→ Exercise description
Give back the data below word for word. Any image in it should be left out.
══════════
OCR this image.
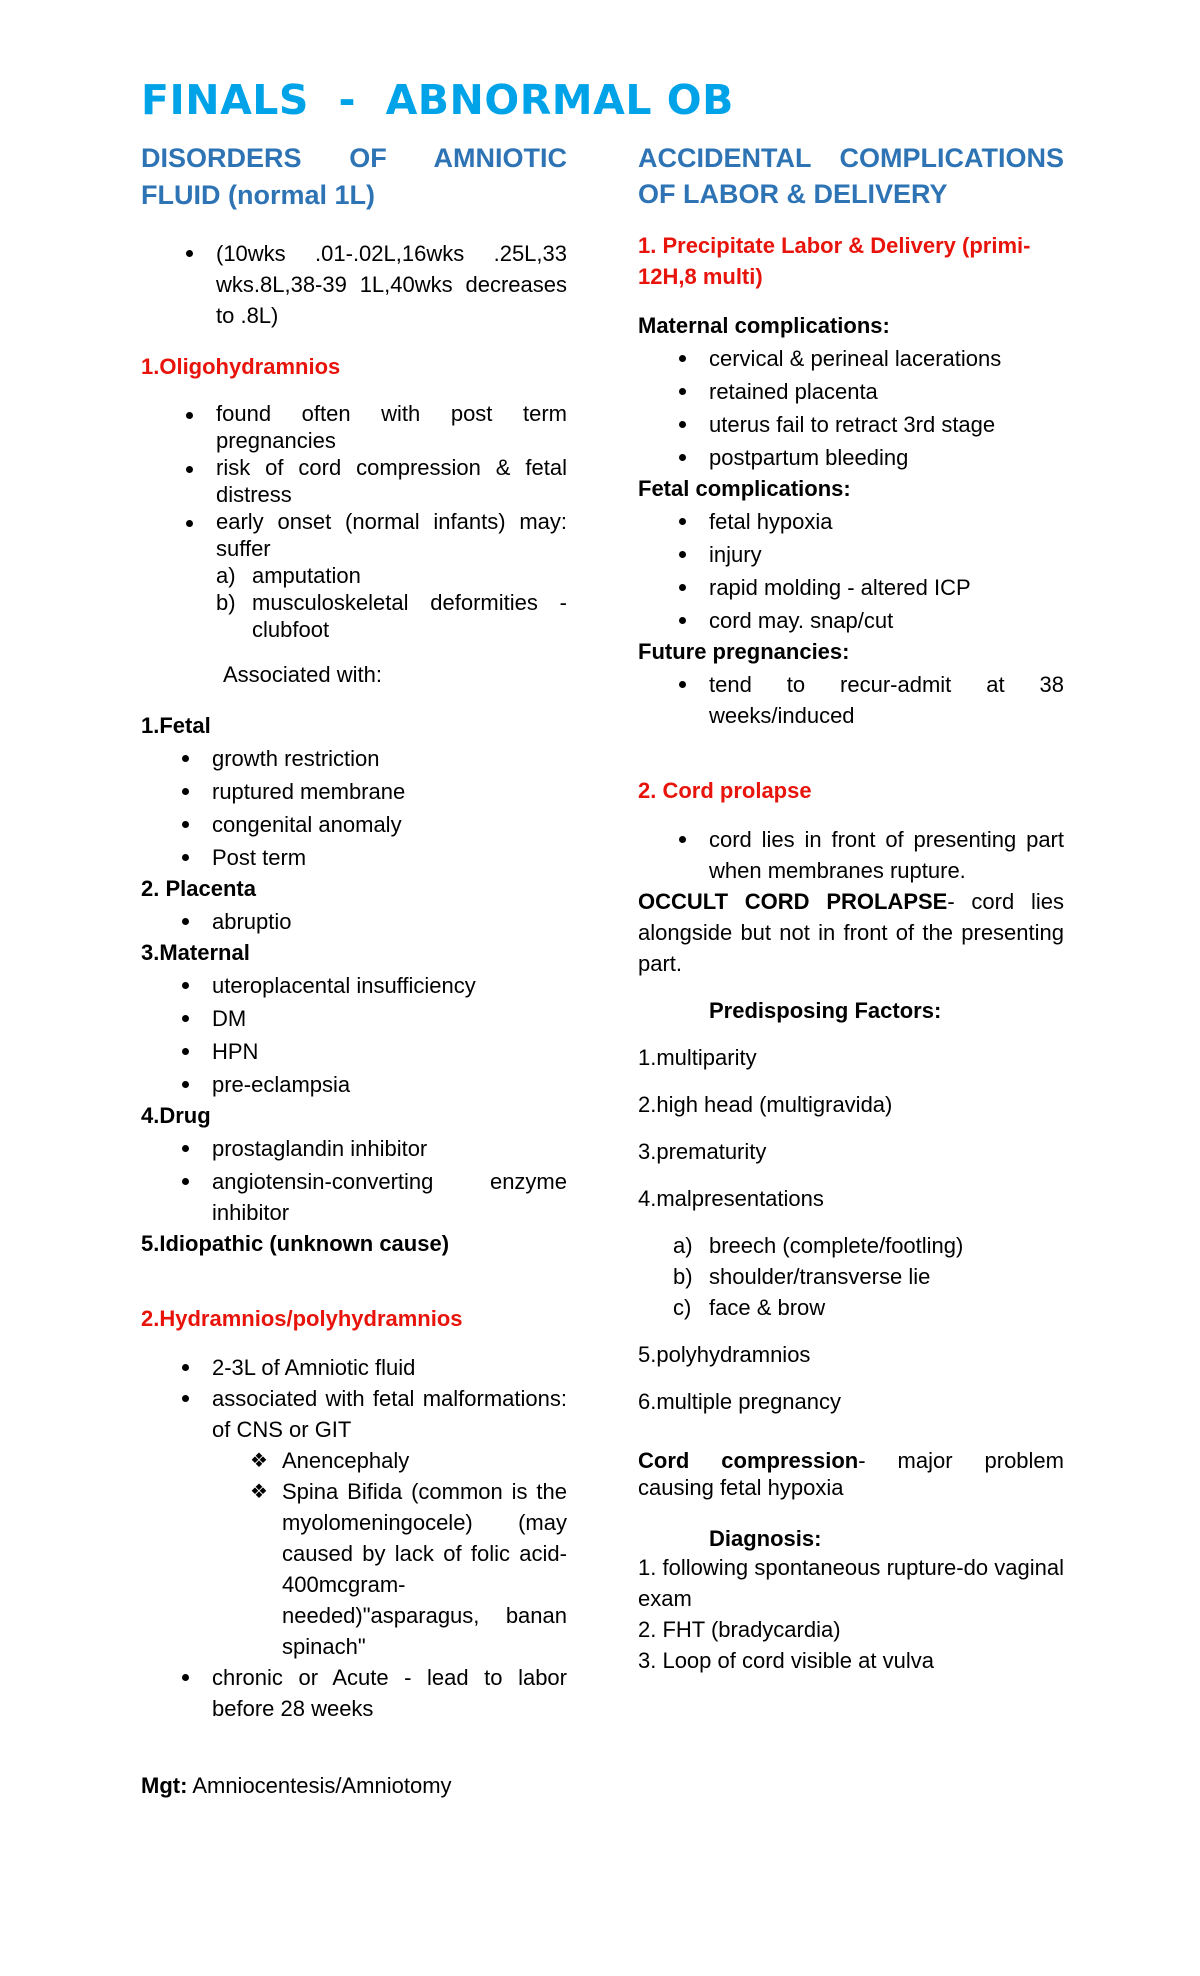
FINALS  -  ABNORMAL OB

DISORDERS OF AMNIOTIC FLUID (normal 1L)

(10wks .01-.02L,16wks .25L,33 wks.8L,38-39 1L,40wks decreases to .8L)
1.Oligohydramnios
found often with post term pregnancies
risk of cord compression & fetal distress
early onset (normal infants) may: suffer
a) amputation
b) musculoskeletal deformities - clubfoot
Associated with:
1.Fetal
growth restriction
ruptured membrane
congenital anomaly
Post term
2. Placenta
abruptio
3.Maternal
uteroplacental insufficiency
DM
HPN
pre-eclampsia
4.Drug
prostaglandin inhibitor
angiotensin-converting enzyme inhibitor
5.Idiopathic (unknown cause)
2.Hydramnios/polyhydramnios
2-3L of Amniotic fluid
associated with fetal malformations: of CNS or GIT
❖ Anencephaly
❖ Spina Bifida (common is the myolomeningocele) (may caused by lack of folic acid-400mcgram-needed)"asparagus, banan spinach"
chronic or Acute - lead to labor before 28 weeks
Mgt: Amniocentesis/Amniotomy

ACCIDENTAL COMPLICATIONS OF LABOR & DELIVERY

1. Precipitate Labor & Delivery (primi-12H,8 multi)
Maternal complications:
cervical & perineal lacerations
retained placenta
uterus fail to retract 3rd stage
postpartum bleeding
Fetal complications:
fetal hypoxia
injury
rapid molding - altered ICP
cord may. snap/cut
Future pregnancies:
tend to recur-admit at 38 weeks/induced
2. Cord prolapse
cord lies in front of presenting part when membranes rupture.
OCCULT CORD PROLAPSE- cord lies alongside but not in front of the presenting part.
Predisposing Factors:
1.multiparity
2.high head (multigravida)
3.prematurity
4.malpresentations
a) breech (complete/footling)
b) shoulder/transverse lie
c) face & brow
5.polyhydramnios
6.multiple pregnancy
Cord compression- major problem causing fetal hypoxia
Diagnosis:
1. following spontaneous rupture-do vaginal exam
2. FHT (bradycardia)
3. Loop of cord visible at vulva
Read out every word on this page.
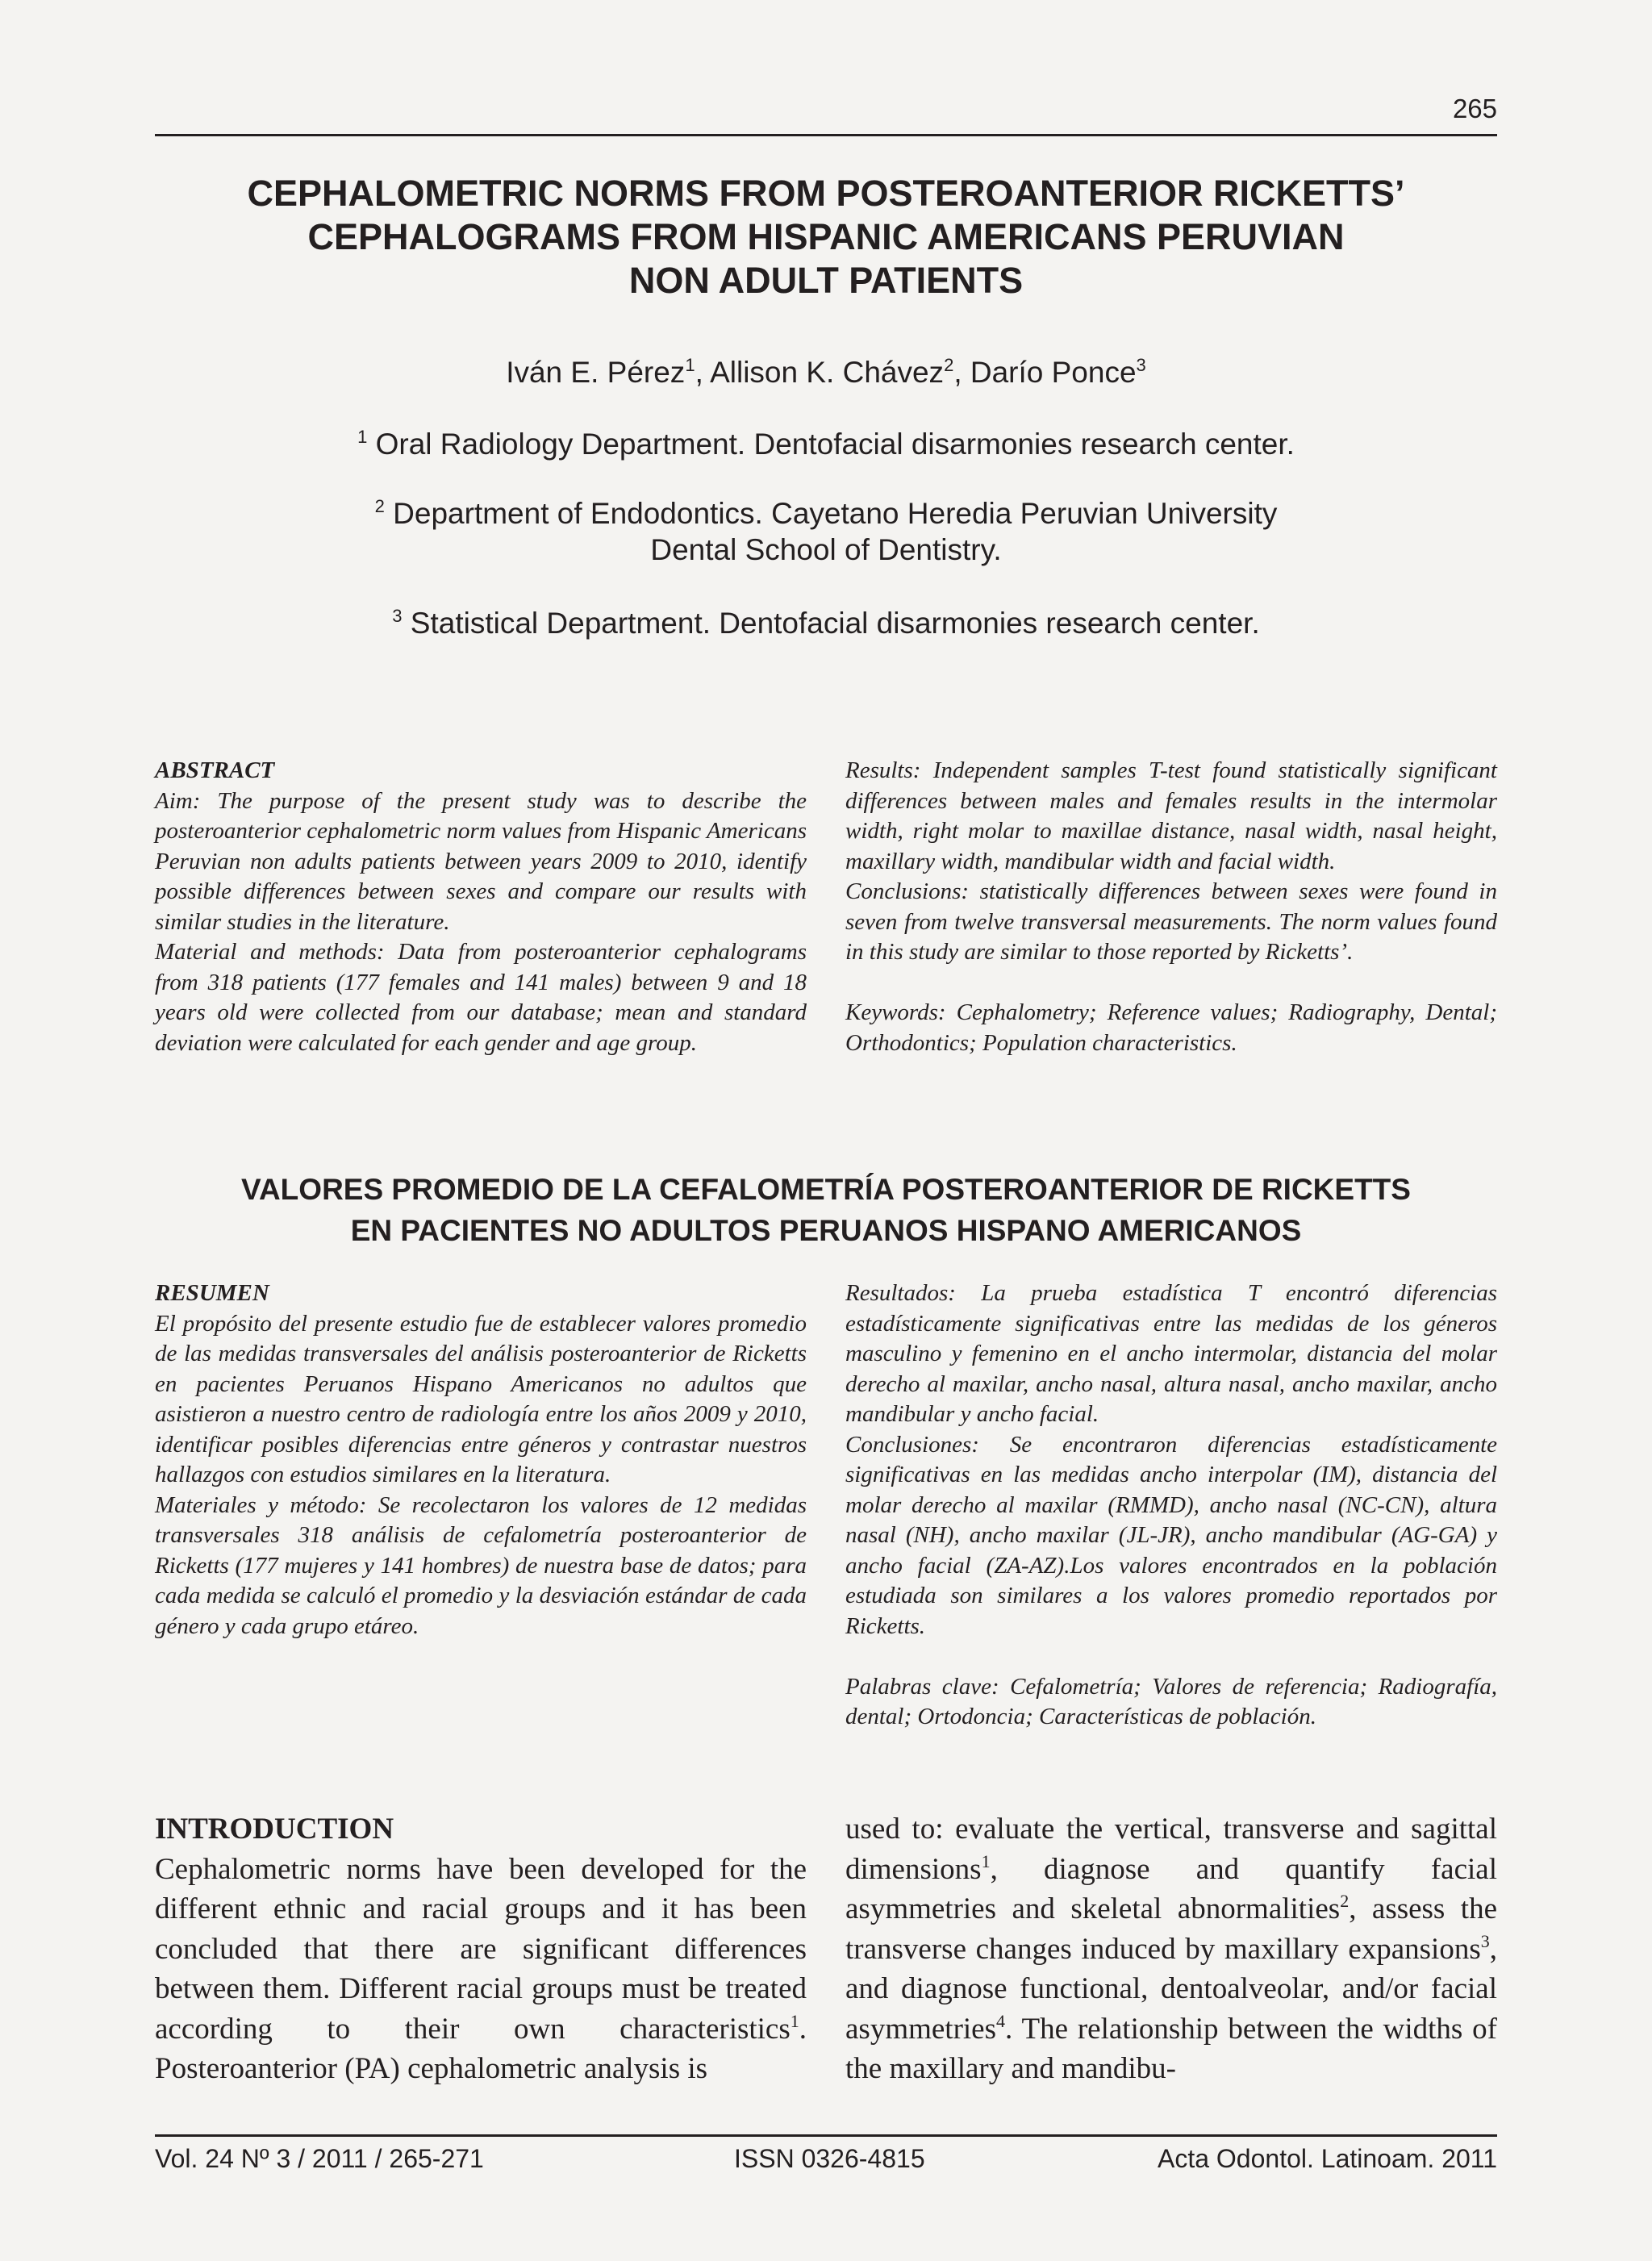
265
CEPHALOMETRIC NORMS FROM POSTEROANTERIOR RICKETTS’
CEPHALOGRAMS FROM HISPANIC AMERICANS PERUVIAN
NON ADULT PATIENTS
Iván E. Pérez$^1$, Allison K. Chávez$^2$, Darío Ponce$^3$
$^1$ Oral Radiology Department. Dentofacial disarmonies research center.
$^2$ Department of Endodontics. Cayetano Heredia Peruvian University
Dental School of Dentistry.
$^3$ Statistical Department. Dentofacial disarmonies research center.

ABSTRACT

Aim: The purpose of the present study was to describe the posteroanterior cephalometric norm values from Hispanic Americans Peruvian non adults patients between years 2009 to 2010, identify possible differences between sexes and compare our results with similar studies in the literature.

Material and methods: Data from posteroanterior cephalograms from 318 patients (177 females and 141 males) between 9 and 18 years old were collected from our database; mean and standard deviation were calculated for each gender and age group.

Results: Independent samples T-test found statistically significant differences between males and females results in the intermolar width, right molar to maxillae distance, nasal width, nasal height, maxillary width, mandibular width and facial width.

Conclusions: statistically differences between sexes were found in seven from twelve transversal measurements. The norm values found in this study are similar to those reported by Ricketts’.

Keywords: Cephalometry; Reference values; Radiography, Dental; Orthodontics; Population characteristics.

VALORES PROMEDIO DE LA CEFALOMETRÍA POSTEROANTERIOR DE RICKETTS
EN PACIENTES NO ADULTOS PERUANOS HISPANO AMERICANOS

RESUMEN

El propósito del presente estudio fue de establecer valores promedio de las medidas transversales del análisis posteroanterior de Ricketts en pacientes Peruanos Hispano Americanos no adultos que asistieron a nuestro centro de radiología entre los años 2009 y 2010, identificar posibles diferencias entre géneros y contrastar nuestros hallazgos con estudios similares en la literatura.

Materiales y método: Se recolectaron los valores de 12 medidas transversales 318 análisis de cefalometría posteroanterior de Ricketts (177 mujeres y 141 hombres) de nuestra base de datos; para cada medida se calculó el promedio y la desviación estándar de cada género y cada grupo etáreo.

Resultados: La prueba estadística T encontró diferencias estadísticamente significativas entre las medidas de los géneros masculino y femenino en el ancho intermolar, distancia del molar derecho al maxilar, ancho nasal, altura nasal, ancho maxilar, ancho mandibular y ancho facial.

Conclusiones: Se encontraron diferencias estadísticamente significativas en las medidas ancho interpolar (IM), distancia del molar derecho al maxilar (RMMD), ancho nasal (NC-CN), altura nasal (NH), ancho maxilar (JL-JR), ancho mandibular (AG-GA) y ancho facial (ZA-AZ).Los valores encontrados en la población estudiada son similares a los valores promedio reportados por Ricketts.

Palabras clave: Cefalometría; Valores de referencia; Radiografía, dental; Ortodoncia; Características de población.

INTRODUCTION

Cephalometric norms have been developed for the different ethnic and racial groups and it has been concluded that there are significant differences between them. Different racial groups must be treated according to their own characteristics$^1$. Posteroanterior (PA) cephalometric analysis is

used to: evaluate the vertical, transverse and sagittal dimensions$^1$, diagnose and quantify facial asymmetries and skeletal abnormalities$^2$, assess the transverse changes induced by maxillary expansions$^3$, and diagnose functional, dentoalveolar, and/or facial asymmetries$^4$. The relationship between the widths of the maxillary and mandibu-

Vol. 24 Nº 3 / 2011 / 265-271	ISSN 0326-4815	Acta Odontol. Latinoam. 2011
══════════
→ Response to this task
OCR this image.
FINALS  -  ABNORMAL OB

DISORDERS OF AMNIOTIC FLUID (normal 1L)

(10wks .01-.02L,16wks .25L,33 wks.8L,38-39 1L,40wks decreases to .8L)
1.Oligohydramnios
found often with post term pregnancies
risk of cord compression & fetal distress
early onset (normal infants) may: suffer
a) amputation
b) musculoskeletal deformities - clubfoot
Associated with:
1.Fetal
growth restriction
ruptured membrane
congenital anomaly
Post term
2. Placenta
abruptio
3.Maternal
uteroplacental insufficiency
DM
HPN
pre-eclampsia
4.Drug
prostaglandin inhibitor
angiotensin-converting enzyme inhibitor
5.Idiopathic (unknown cause)
2.Hydramnios/polyhydramnios
2-3L of Amniotic fluid
associated with fetal malformations: of CNS or GIT
❖ Anencephaly
❖ Spina Bifida (common is the myolomeningocele) (may caused by lack of folic acid-400mcgram-needed)"asparagus, banan spinach"
chronic or Acute - lead to labor before 28 weeks
Mgt: Amniocentesis/Amniotomy

ACCIDENTAL COMPLICATIONS OF LABOR & DELIVERY

1. Precipitate Labor & Delivery (primi-12H,8 multi)
Maternal complications:
cervical & perineal lacerations
retained placenta
uterus fail to retract 3rd stage
postpartum bleeding
Fetal complications:
fetal hypoxia
injury
rapid molding - altered ICP
cord may. snap/cut
Future pregnancies:
tend to recur-admit at 38 weeks/induced
2. Cord prolapse
cord lies in front of presenting part when membranes rupture.
OCCULT CORD PROLAPSE- cord lies alongside but not in front of the presenting part.
Predisposing Factors:
1.multiparity
2.high head (multigravida)
3.prematurity
4.malpresentations
a) breech (complete/footling)
b) shoulder/transverse lie
c) face & brow
5.polyhydramnios
6.multiple pregnancy
Cord compression- major problem causing fetal hypoxia
Diagnosis:
1. following spontaneous rupture-do vaginal exam
2. FHT (bradycardia)
3. Loop of cord visible at vulva
Read out every word on this page.
265
CEPHALOMETRIC NORMS FROM POSTEROANTERIOR RICKETTS’
CEPHALOGRAMS FROM HISPANIC AMERICANS PERUVIAN
NON ADULT PATIENTS
Iván E. Pérez$^1$, Allison K. Chávez$^2$, Darío Ponce$^3$
$^1$ Oral Radiology Department. Dentofacial disarmonies research center.
$^2$ Department of Endodontics. Cayetano Heredia Peruvian University
Dental School of Dentistry.
$^3$ Statistical Department. Dentofacial disarmonies research center.

ABSTRACT

Aim: The purpose of the present study was to describe the posteroanterior cephalometric norm values from Hispanic Americans Peruvian non adults patients between years 2009 to 2010, identify possible differences between sexes and compare our results with similar studies in the literature.

Material and methods: Data from posteroanterior cephalograms from 318 patients (177 females and 141 males) between 9 and 18 years old were collected from our database; mean and standard deviation were calculated for each gender and age group.

Results: Independent samples T-test found statistically significant differences between males and females results in the intermolar width, right molar to maxillae distance, nasal width, nasal height, maxillary width, mandibular width and facial width.

Conclusions: statistically differences between sexes were found in seven from twelve transversal measurements. The norm values found in this study are similar to those reported by Ricketts’.

Keywords: Cephalometry; Reference values; Radiography, Dental; Orthodontics; Population characteristics.

VALORES PROMEDIO DE LA CEFALOMETRÍA POSTEROANTERIOR DE RICKETTS
EN PACIENTES NO ADULTOS PERUANOS HISPANO AMERICANOS

RESUMEN

El propósito del presente estudio fue de establecer valores promedio de las medidas transversales del análisis posteroanterior de Ricketts en pacientes Peruanos Hispano Americanos no adultos que asistieron a nuestro centro de radiología entre los años 2009 y 2010, identificar posibles diferencias entre géneros y contrastar nuestros hallazgos con estudios similares en la literatura.

Materiales y método: Se recolectaron los valores de 12 medidas transversales 318 análisis de cefalometría posteroanterior de Ricketts (177 mujeres y 141 hombres) de nuestra base de datos; para cada medida se calculó el promedio y la desviación estándar de cada género y cada grupo etáreo.

Resultados: La prueba estadística T encontró diferencias estadísticamente significativas entre las medidas de los géneros masculino y femenino en el ancho intermolar, distancia del molar derecho al maxilar, ancho nasal, altura nasal, ancho maxilar, ancho mandibular y ancho facial.

Conclusiones: Se encontraron diferencias estadísticamente significativas en las medidas ancho interpolar (IM), distancia del molar derecho al maxilar (RMMD), ancho nasal (NC-CN), altura nasal (NH), ancho maxilar (JL-JR), ancho mandibular (AG-GA) y ancho facial (ZA-AZ).Los valores encontrados en la población estudiada son similares a los valores promedio reportados por Ricketts.

Palabras clave: Cefalometría; Valores de referencia; Radiografía, dental; Ortodoncia; Características de población.

INTRODUCTION

Cephalometric norms have been developed for the different ethnic and racial groups and it has been concluded that there are significant differences between them. Different racial groups must be treated according to their own characteristics$^1$. Posteroanterior (PA) cephalometric analysis is

used to: evaluate the vertical, transverse and sagittal dimensions$^1$, diagnose and quantify facial asymmetries and skeletal abnormalities$^2$, assess the transverse changes induced by maxillary expansions$^3$, and diagnose functional, dentoalveolar, and/or facial asymmetries$^4$. The relationship between the widths of the maxillary and mandibu-

Vol. 24 Nº 3 / 2011 / 265-271	ISSN 0326-4815	Acta Odontol. Latinoam. 2011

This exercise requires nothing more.